▶ _GOAL_
From the data that follows, copy every line holding the string "JSON".

▶ _RECORDED INFORMATION_

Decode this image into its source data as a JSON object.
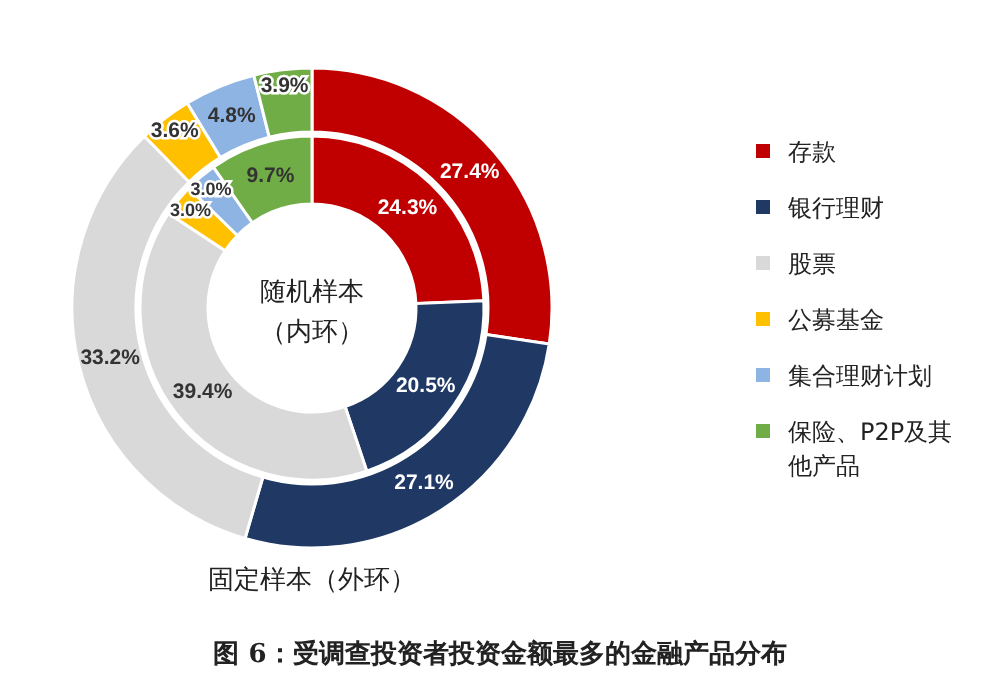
{
  "chart_data": {
    "type": "donut",
    "title": "图 6：受调查投资者投资金额最多的金融产品分布",
    "categories": [
      "存款",
      "银行理财",
      "股票",
      "公募基金",
      "集合理财计划",
      "保险、P2P及其他产品"
    ],
    "colors": [
      "#c00000",
      "#1f3864",
      "#d9d9d9",
      "#ffc000",
      "#8eb4e3",
      "#70ad47"
    ],
    "series": [
      {
        "name": "固定样本（外环）",
        "values": [
          27.4,
          27.1,
          33.2,
          3.6,
          4.8,
          3.9
        ],
        "value_labels": [
          "27.4%",
          "27.1%",
          "33.2%",
          "3.6%",
          "4.8%",
          "3.9%"
        ]
      },
      {
        "name": "随机样本（内环）",
        "values": [
          24.3,
          20.5,
          39.4,
          3.0,
          3.0,
          9.7
        ],
        "value_labels": [
          "24.3%",
          "20.5%",
          "39.4%",
          "3.0%",
          "3.0%",
          "9.7%"
        ]
      }
    ],
    "legend": "right"
  }
}
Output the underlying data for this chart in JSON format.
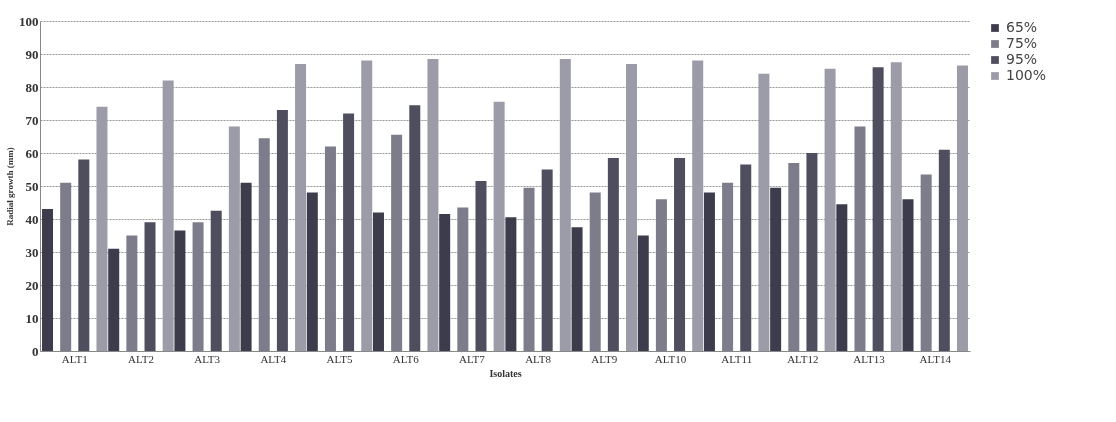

▶ _FINISHED ANSWER_
Decode this image into its source data as a JSON object.
Output the underlying data for this chart in JSON format.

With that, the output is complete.